What is expected » Make an exact copy of the entries below with the pictures removed.

Materials provided »
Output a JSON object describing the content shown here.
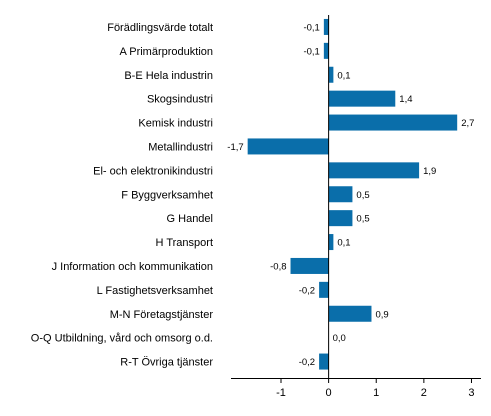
{
  "chart_data": {
    "type": "bar",
    "orientation": "horizontal",
    "categories": [
      "Förädlingsvärde totalt",
      "A Primärproduktion",
      "B-E Hela industrin",
      "Skogsindustri",
      "Kemisk industri",
      "Metallindustri",
      "El- och elektronikindustri",
      "F Byggverksamhet",
      "G Handel",
      "H Transport",
      "J Information och kommunikation",
      "L Fastighetsverksamhet",
      "M-N Företagstjänster",
      "O-Q Utbildning, vård och omsorg o.d.",
      "R-T Övriga tjänster"
    ],
    "values": [
      -0.1,
      -0.1,
      0.1,
      1.4,
      2.7,
      -1.7,
      1.9,
      0.5,
      0.5,
      0.1,
      -0.8,
      -0.2,
      0.9,
      0.0,
      -0.2
    ],
    "value_labels": [
      "-0,1",
      "-0,1",
      "0,1",
      "1,4",
      "2,7",
      "-1,7",
      "1,9",
      "0,5",
      "0,5",
      "0,1",
      "-0,8",
      "-0,2",
      "0,9",
      "0,0",
      "-0,2"
    ],
    "xticks": [
      -1,
      0,
      1,
      2,
      3
    ],
    "xtick_labels": [
      "-1",
      "0",
      "1",
      "2",
      "3"
    ],
    "xlim": [
      -2.05,
      3.2
    ],
    "bar_color": "#0a6eaa",
    "grid": false,
    "title": "",
    "xlabel": "",
    "ylabel": ""
  }
}
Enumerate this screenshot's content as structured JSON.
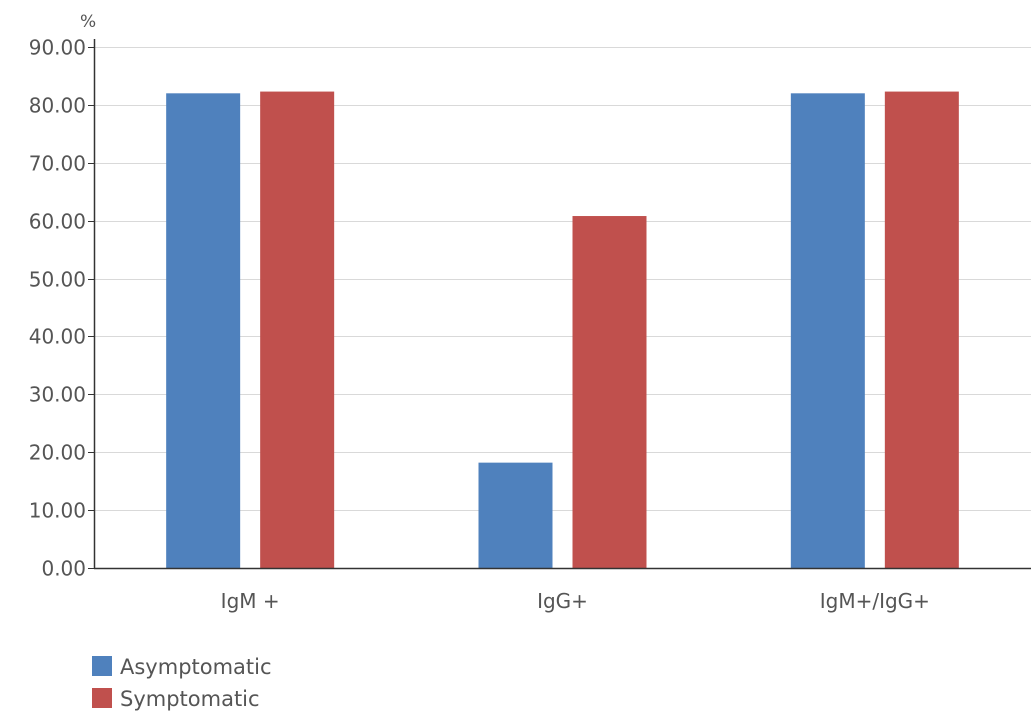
{
  "chart_data": {
    "type": "bar",
    "y_unit_label": "%",
    "categories": [
      "IgM +",
      "IgG+",
      "IgM+/IgG+"
    ],
    "series": [
      {
        "name": "Asymptomatic",
        "color": "#4f81bd",
        "values": [
          82.0,
          18.2,
          82.0
        ]
      },
      {
        "name": "Symptomatic",
        "color": "#c0504d",
        "values": [
          82.3,
          60.8,
          82.3
        ]
      }
    ],
    "ylim": [
      0,
      90
    ],
    "yticks": [
      0,
      10,
      20,
      30,
      40,
      50,
      60,
      70,
      80,
      90
    ],
    "ytick_labels": [
      "0.00",
      "10.00",
      "20.00",
      "30.00",
      "40.00",
      "50.00",
      "60.00",
      "70.00",
      "80.00",
      "90.00"
    ],
    "grid": true,
    "legend": "bottom-left"
  }
}
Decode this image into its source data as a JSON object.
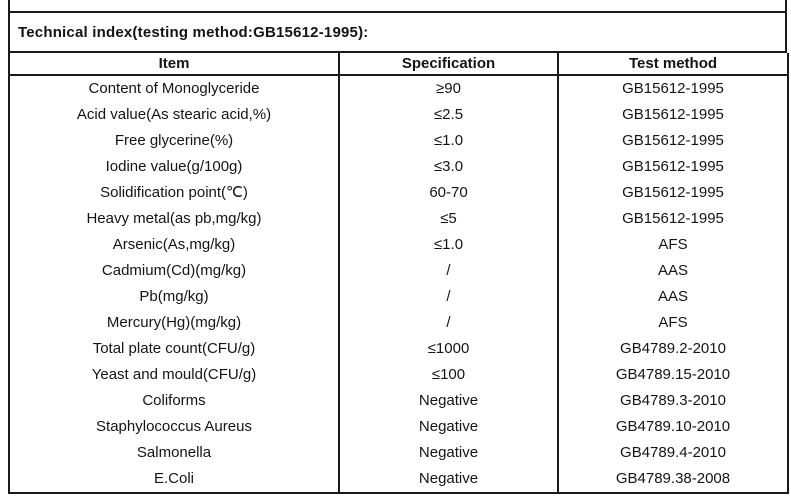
{
  "title": "Technical index(testing method:GB15612-1995):",
  "table": {
    "columns": [
      "Item",
      "Specification",
      "Test method"
    ],
    "rows": [
      {
        "item": "Content of Monoglyceride",
        "spec": "≥90",
        "method": "GB15612-1995"
      },
      {
        "item": "Acid value(As stearic acid,%)",
        "spec": "≤2.5",
        "method": "GB15612-1995"
      },
      {
        "item": "Free glycerine(%)",
        "spec": "≤1.0",
        "method": "GB15612-1995"
      },
      {
        "item": "Iodine value(g/100g)",
        "spec": "≤3.0",
        "method": "GB15612-1995"
      },
      {
        "item": "Solidification point(℃)",
        "spec": "60-70",
        "method": "GB15612-1995"
      },
      {
        "item": "Heavy metal(as pb,mg/kg)",
        "spec": "≤5",
        "method": "GB15612-1995"
      },
      {
        "item": "Arsenic(As,mg/kg)",
        "spec": "≤1.0",
        "method": "AFS"
      },
      {
        "item": "Cadmium(Cd)(mg/kg)",
        "spec": "/",
        "method": "AAS"
      },
      {
        "item": "Pb(mg/kg)",
        "spec": "/",
        "method": "AAS"
      },
      {
        "item": "Mercury(Hg)(mg/kg)",
        "spec": "/",
        "method": "AFS"
      },
      {
        "item": "Total plate count(CFU/g)",
        "spec": "≤1000",
        "method": "GB4789.2-2010"
      },
      {
        "item": "Yeast and mould(CFU/g)",
        "spec": "≤100",
        "method": "GB4789.15-2010"
      },
      {
        "item": "Coliforms",
        "spec": "Negative",
        "method": "GB4789.3-2010"
      },
      {
        "item": "Staphylococcus Aureus",
        "spec": "Negative",
        "method": "GB4789.10-2010"
      },
      {
        "item": "Salmonella",
        "spec": "Negative",
        "method": "GB4789.4-2010"
      },
      {
        "item": "E.Coli",
        "spec": "Negative",
        "method": "GB4789.38-2008"
      }
    ]
  }
}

Solution to this task »
Output a JSON object describing the content shown here.
{
  "chart_data": {
    "type": "bar",
    "orientation": "horizontal",
    "categories": [
      "Förädlingsvärde totalt",
      "A Primärproduktion",
      "B-E Hela industrin",
      "Skogsindustri",
      "Kemisk industri",
      "Metallindustri",
      "El- och elektronikindustri",
      "F Byggverksamhet",
      "G Handel",
      "H Transport",
      "J Information och kommunikation",
      "L Fastighetsverksamhet",
      "M-N Företagstjänster",
      "O-Q Utbildning, vård och omsorg o.d.",
      "R-T Övriga tjänster"
    ],
    "values": [
      -0.1,
      -0.1,
      0.1,
      1.4,
      2.7,
      -1.7,
      1.9,
      0.5,
      0.5,
      0.1,
      -0.8,
      -0.2,
      0.9,
      0.0,
      -0.2
    ],
    "value_labels": [
      "-0,1",
      "-0,1",
      "0,1",
      "1,4",
      "2,7",
      "-1,7",
      "1,9",
      "0,5",
      "0,5",
      "0,1",
      "-0,8",
      "-0,2",
      "0,9",
      "0,0",
      "-0,2"
    ],
    "xticks": [
      -1,
      0,
      1,
      2,
      3
    ],
    "xtick_labels": [
      "-1",
      "0",
      "1",
      "2",
      "3"
    ],
    "xlim": [
      -2.05,
      3.2
    ],
    "bar_color": "#0a6eaa",
    "grid": false,
    "title": "",
    "xlabel": "",
    "ylabel": ""
  }
}
Enumerate this screenshot's content as structured JSON.
{
  "chart_data": {
    "type": "bar",
    "y_unit_label": "%",
    "categories": [
      "IgM +",
      "IgG+",
      "IgM+/IgG+"
    ],
    "series": [
      {
        "name": "Asymptomatic",
        "color": "#4f81bd",
        "values": [
          82.0,
          18.2,
          82.0
        ]
      },
      {
        "name": "Symptomatic",
        "color": "#c0504d",
        "values": [
          82.3,
          60.8,
          82.3
        ]
      }
    ],
    "ylim": [
      0,
      90
    ],
    "yticks": [
      0,
      10,
      20,
      30,
      40,
      50,
      60,
      70,
      80,
      90
    ],
    "ytick_labels": [
      "0.00",
      "10.00",
      "20.00",
      "30.00",
      "40.00",
      "50.00",
      "60.00",
      "70.00",
      "80.00",
      "90.00"
    ],
    "grid": true,
    "legend": "bottom-left"
  }
}
Decode this image into its source data as a JSON object.
{
  "title": "Technical index(testing method:GB15612-1995):",
  "table": {
    "columns": [
      "Item",
      "Specification",
      "Test method"
    ],
    "rows": [
      {
        "item": "Content of Monoglyceride",
        "spec": "≥90",
        "method": "GB15612-1995"
      },
      {
        "item": "Acid value(As stearic acid,%)",
        "spec": "≤2.5",
        "method": "GB15612-1995"
      },
      {
        "item": "Free glycerine(%)",
        "spec": "≤1.0",
        "method": "GB15612-1995"
      },
      {
        "item": "Iodine value(g/100g)",
        "spec": "≤3.0",
        "method": "GB15612-1995"
      },
      {
        "item": "Solidification point(℃)",
        "spec": "60-70",
        "method": "GB15612-1995"
      },
      {
        "item": "Heavy metal(as pb,mg/kg)",
        "spec": "≤5",
        "method": "GB15612-1995"
      },
      {
        "item": "Arsenic(As,mg/kg)",
        "spec": "≤1.0",
        "method": "AFS"
      },
      {
        "item": "Cadmium(Cd)(mg/kg)",
        "spec": "/",
        "method": "AAS"
      },
      {
        "item": "Pb(mg/kg)",
        "spec": "/",
        "method": "AAS"
      },
      {
        "item": "Mercury(Hg)(mg/kg)",
        "spec": "/",
        "method": "AFS"
      },
      {
        "item": "Total plate count(CFU/g)",
        "spec": "≤1000",
        "method": "GB4789.2-2010"
      },
      {
        "item": "Yeast and mould(CFU/g)",
        "spec": "≤100",
        "method": "GB4789.15-2010"
      },
      {
        "item": "Coliforms",
        "spec": "Negative",
        "method": "GB4789.3-2010"
      },
      {
        "item": "Staphylococcus Aureus",
        "spec": "Negative",
        "method": "GB4789.10-2010"
      },
      {
        "item": "Salmonella",
        "spec": "Negative",
        "method": "GB4789.4-2010"
      },
      {
        "item": "E.Coli",
        "spec": "Negative",
        "method": "GB4789.38-2008"
      }
    ]
  }
}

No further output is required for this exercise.